**Set task:** Say how many lines of the listing below contain "your", giving the number and nothing else.

== Records for this task

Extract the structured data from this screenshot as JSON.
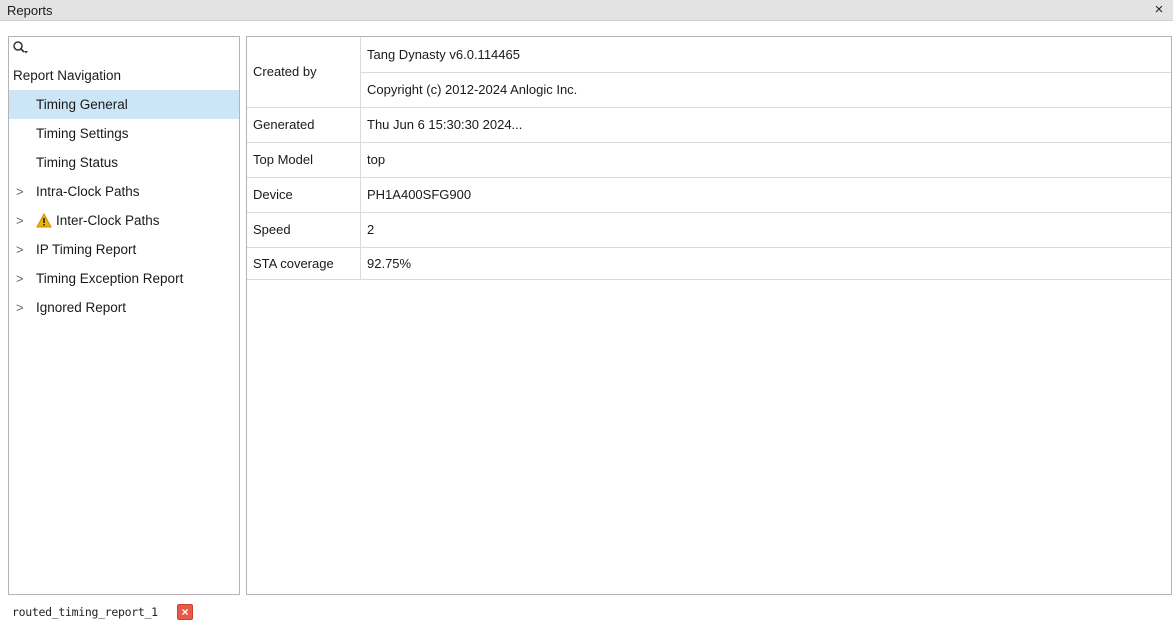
{
  "window": {
    "title": "Reports",
    "close_glyph": "×"
  },
  "search": {
    "icon": "search-icon"
  },
  "navigation": {
    "header": "Report Navigation",
    "items": [
      {
        "label": "Timing General",
        "selected": true,
        "expandable": false
      },
      {
        "label": "Timing Settings",
        "selected": false,
        "expandable": false
      },
      {
        "label": "Timing Status",
        "selected": false,
        "expandable": false
      },
      {
        "label": "Intra-Clock Paths",
        "selected": false,
        "expandable": true
      },
      {
        "label": "Inter-Clock Paths",
        "selected": false,
        "expandable": true,
        "icon": "warning-icon"
      },
      {
        "label": "IP Timing Report",
        "selected": false,
        "expandable": true
      },
      {
        "label": "Timing Exception Report",
        "selected": false,
        "expandable": true
      },
      {
        "label": "Ignored Report",
        "selected": false,
        "expandable": true
      }
    ],
    "expand_glyph": ">"
  },
  "details": {
    "created_by_label": "Created by",
    "created_by_values": [
      "Tang Dynasty v6.0.114465",
      "Copyright (c) 2012-2024 Anlogic Inc."
    ],
    "rows": [
      {
        "label": "Generated",
        "value": "Thu Jun  6 15:30:30 2024..."
      },
      {
        "label": "Top Model",
        "value": "top"
      },
      {
        "label": "Device",
        "value": "PH1A400SFG900"
      },
      {
        "label": "Speed",
        "value": "2"
      },
      {
        "label": "STA coverage",
        "value": "92.75%"
      }
    ]
  },
  "bottom_tab": {
    "label": "routed_timing_report_1",
    "close_glyph": "×"
  },
  "colors": {
    "selection": "#cde6f7",
    "titlebar": "#e3e3e3",
    "warning": "#f0b400",
    "tab_close": "#e8594a"
  }
}
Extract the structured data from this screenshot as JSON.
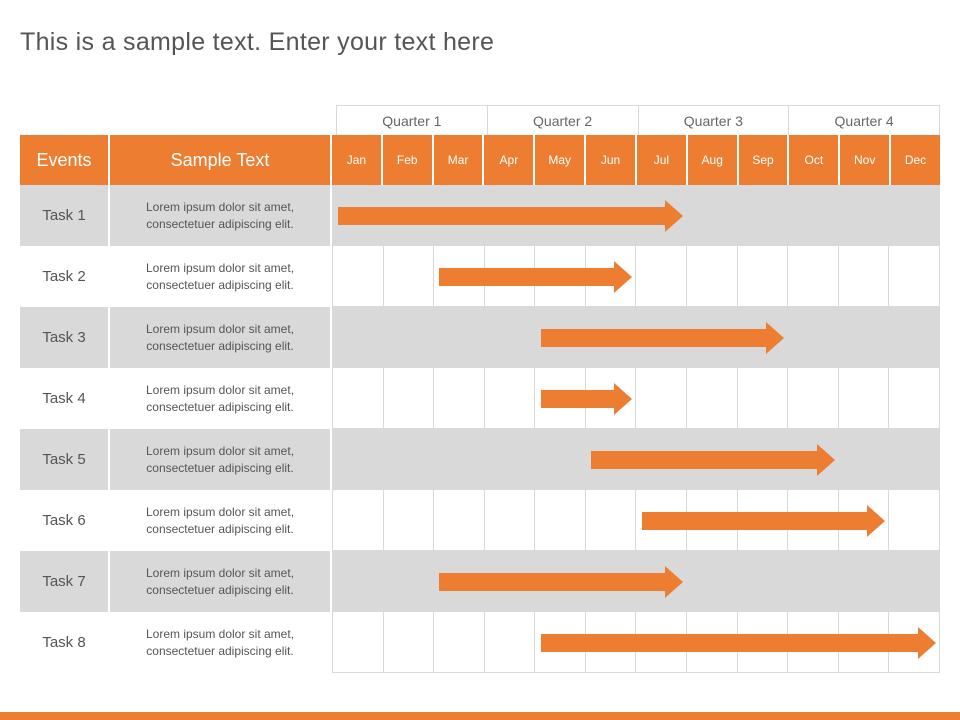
{
  "title": "This is a sample text. Enter your text here",
  "headers": {
    "events": "Events",
    "sample": "Sample Text",
    "quarters": [
      "Quarter 1",
      "Quarter 2",
      "Quarter 3",
      "Quarter 4"
    ],
    "months": [
      "Jan",
      "Feb",
      "Mar",
      "Apr",
      "May",
      "Jun",
      "Jul",
      "Aug",
      "Sep",
      "Oct",
      "Nov",
      "Dec"
    ]
  },
  "rows": [
    {
      "task": "Task 1",
      "desc": "Lorem ipsum dolor sit amet, consectetuer adipiscing elit."
    },
    {
      "task": "Task 2",
      "desc": "Lorem ipsum dolor sit amet, consectetuer adipiscing elit."
    },
    {
      "task": "Task 3",
      "desc": "Lorem ipsum dolor sit amet, consectetuer adipiscing elit."
    },
    {
      "task": "Task 4",
      "desc": "Lorem ipsum dolor sit amet, consectetuer adipiscing elit."
    },
    {
      "task": "Task 5",
      "desc": "Lorem ipsum dolor sit amet, consectetuer adipiscing elit."
    },
    {
      "task": "Task 6",
      "desc": "Lorem ipsum dolor sit amet, consectetuer adipiscing elit."
    },
    {
      "task": "Task 7",
      "desc": "Lorem ipsum dolor sit amet, consectetuer adipiscing elit."
    },
    {
      "task": "Task 8",
      "desc": "Lorem ipsum dolor sit amet, consectetuer adipiscing elit."
    }
  ],
  "colors": {
    "accent": "#ed7d31",
    "grey": "#d9d9d9"
  },
  "chart_data": {
    "type": "bar",
    "title": "This is a sample text. Enter your text here",
    "xlabel": "",
    "ylabel": "",
    "categories": [
      "Jan",
      "Feb",
      "Mar",
      "Apr",
      "May",
      "Jun",
      "Jul",
      "Aug",
      "Sep",
      "Oct",
      "Nov",
      "Dec"
    ],
    "series": [
      {
        "name": "Task 1",
        "start": 1,
        "end": 7
      },
      {
        "name": "Task 2",
        "start": 3,
        "end": 6
      },
      {
        "name": "Task 3",
        "start": 5,
        "end": 9
      },
      {
        "name": "Task 4",
        "start": 5,
        "end": 6
      },
      {
        "name": "Task 5",
        "start": 6,
        "end": 10
      },
      {
        "name": "Task 6",
        "start": 7,
        "end": 11
      },
      {
        "name": "Task 7",
        "start": 3,
        "end": 7
      },
      {
        "name": "Task 8",
        "start": 5,
        "end": 12
      }
    ],
    "ylim": [
      1,
      12
    ]
  }
}
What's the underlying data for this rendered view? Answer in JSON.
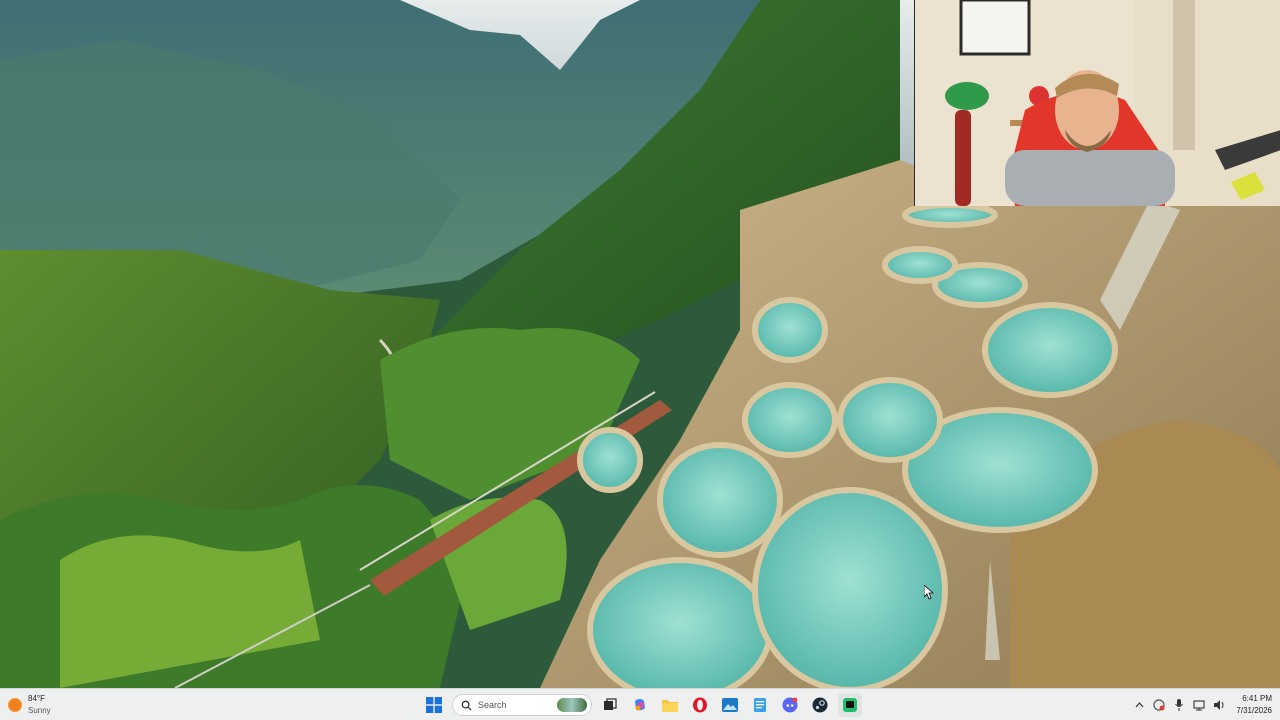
{
  "weather": {
    "temperature": "84°F",
    "condition": "Sunny"
  },
  "search": {
    "placeholder": "Search"
  },
  "taskbar_icons": [
    "windows-start-icon",
    "search-icon",
    "task-view-icon",
    "copilot-icon",
    "file-explorer-icon",
    "opera-icon",
    "photos-icon",
    "notepad-icon",
    "discord-icon",
    "steam-icon",
    "active-app-icon"
  ],
  "tray": {
    "time": "6:41 PM",
    "date": "7/31/2026"
  },
  "colors": {
    "taskbar": "#eef0ef",
    "accent": "#0067c0",
    "pool": "#7ecfc0"
  }
}
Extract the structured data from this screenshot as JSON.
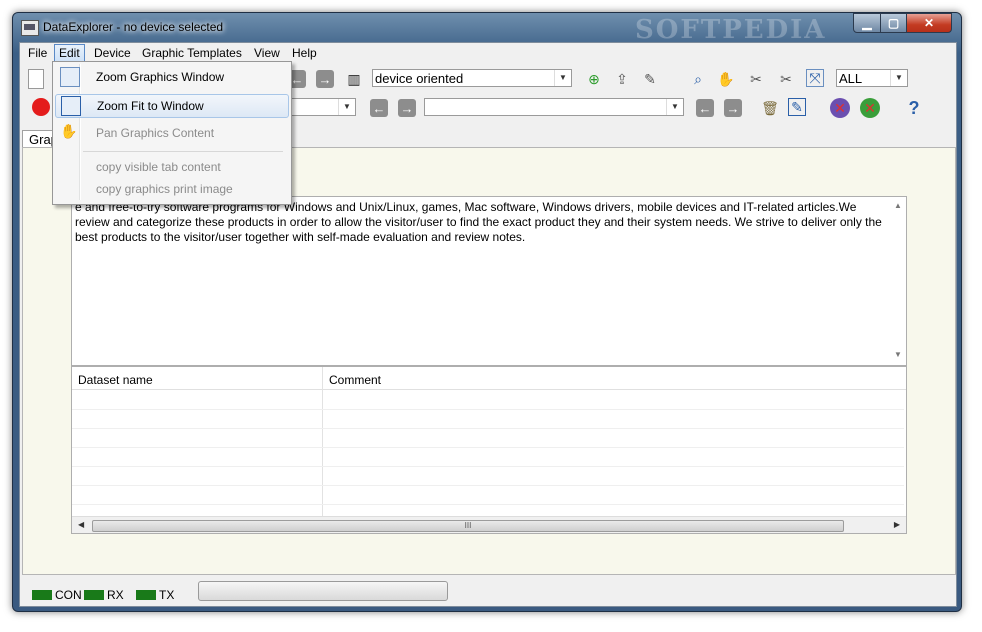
{
  "window": {
    "title": "DataExplorer  -  no device selected",
    "watermark": "SOFTPEDIA"
  },
  "menubar": {
    "items": [
      "File",
      "Edit",
      "Device",
      "Graphic Templates",
      "View",
      "Help"
    ],
    "active": "Edit"
  },
  "toolbar": {
    "view_mode_combo": "device oriented",
    "channel_combo": "ALL",
    "combo_empty_1": "",
    "combo_empty_2": ""
  },
  "tab": {
    "label": "Grap"
  },
  "description": {
    "text": "e and free-to-try software programs for Windows and Unix/Linux, games, Mac software, Windows drivers, mobile devices and IT-related articles.We review and categorize these products in order to allow the visitor/user to find the exact product they and their system needs. We strive to deliver only the best products to the visitor/user together with self-made evaluation and review notes."
  },
  "table": {
    "columns": [
      "Dataset name",
      "Comment"
    ],
    "hscroll_label": "III"
  },
  "status": {
    "con": "CON",
    "rx": "RX",
    "tx": "TX",
    "con_color": "#197a19"
  },
  "edit_menu": {
    "items": [
      {
        "label": "Zoom Graphics Window",
        "enabled": true
      },
      {
        "label": "Zoom Fit to Window",
        "enabled": true
      },
      {
        "label": "Pan Graphics Content",
        "enabled": false
      },
      {
        "label": "copy visible tab content",
        "enabled": false
      },
      {
        "label": "copy graphics print image",
        "enabled": false
      }
    ]
  }
}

====

**Task result:** 2